Source data
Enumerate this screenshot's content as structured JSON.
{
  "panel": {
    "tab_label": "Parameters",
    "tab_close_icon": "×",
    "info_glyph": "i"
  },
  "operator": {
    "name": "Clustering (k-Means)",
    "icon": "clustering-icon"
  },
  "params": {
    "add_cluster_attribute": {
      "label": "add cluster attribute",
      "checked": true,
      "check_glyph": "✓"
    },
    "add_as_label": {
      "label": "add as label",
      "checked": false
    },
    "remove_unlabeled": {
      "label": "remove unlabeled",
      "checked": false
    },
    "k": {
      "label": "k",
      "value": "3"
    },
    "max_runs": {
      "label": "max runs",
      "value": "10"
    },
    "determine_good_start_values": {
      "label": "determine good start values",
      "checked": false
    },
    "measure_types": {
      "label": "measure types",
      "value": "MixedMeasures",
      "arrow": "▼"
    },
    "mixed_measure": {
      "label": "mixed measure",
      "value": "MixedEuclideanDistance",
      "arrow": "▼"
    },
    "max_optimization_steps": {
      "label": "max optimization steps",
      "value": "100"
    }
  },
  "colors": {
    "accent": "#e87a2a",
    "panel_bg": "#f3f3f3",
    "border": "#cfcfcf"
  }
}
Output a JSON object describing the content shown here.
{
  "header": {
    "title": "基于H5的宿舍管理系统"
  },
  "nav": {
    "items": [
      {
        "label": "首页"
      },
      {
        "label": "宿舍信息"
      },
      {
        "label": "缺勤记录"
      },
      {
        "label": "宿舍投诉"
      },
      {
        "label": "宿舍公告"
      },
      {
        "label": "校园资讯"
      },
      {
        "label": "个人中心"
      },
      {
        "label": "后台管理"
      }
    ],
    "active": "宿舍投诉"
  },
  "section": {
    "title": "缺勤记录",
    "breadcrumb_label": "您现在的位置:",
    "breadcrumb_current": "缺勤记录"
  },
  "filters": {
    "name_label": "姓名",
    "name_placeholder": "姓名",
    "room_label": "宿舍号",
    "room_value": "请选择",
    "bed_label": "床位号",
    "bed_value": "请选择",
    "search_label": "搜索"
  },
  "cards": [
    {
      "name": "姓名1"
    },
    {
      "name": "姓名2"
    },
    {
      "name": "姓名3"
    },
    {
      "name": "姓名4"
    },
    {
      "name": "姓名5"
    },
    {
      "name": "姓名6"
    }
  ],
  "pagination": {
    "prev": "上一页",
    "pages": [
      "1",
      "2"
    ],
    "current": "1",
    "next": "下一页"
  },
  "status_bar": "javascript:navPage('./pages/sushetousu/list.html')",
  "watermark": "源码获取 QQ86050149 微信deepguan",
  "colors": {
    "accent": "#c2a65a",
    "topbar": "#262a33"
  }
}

**What you have to do:**
In the records above, locate each line with the word "JSON". Copy all such lines.

**Solution to this exercise:**
Enumerate this screenshot's content as structured JSON.
Output a JSON object describing the content shown here.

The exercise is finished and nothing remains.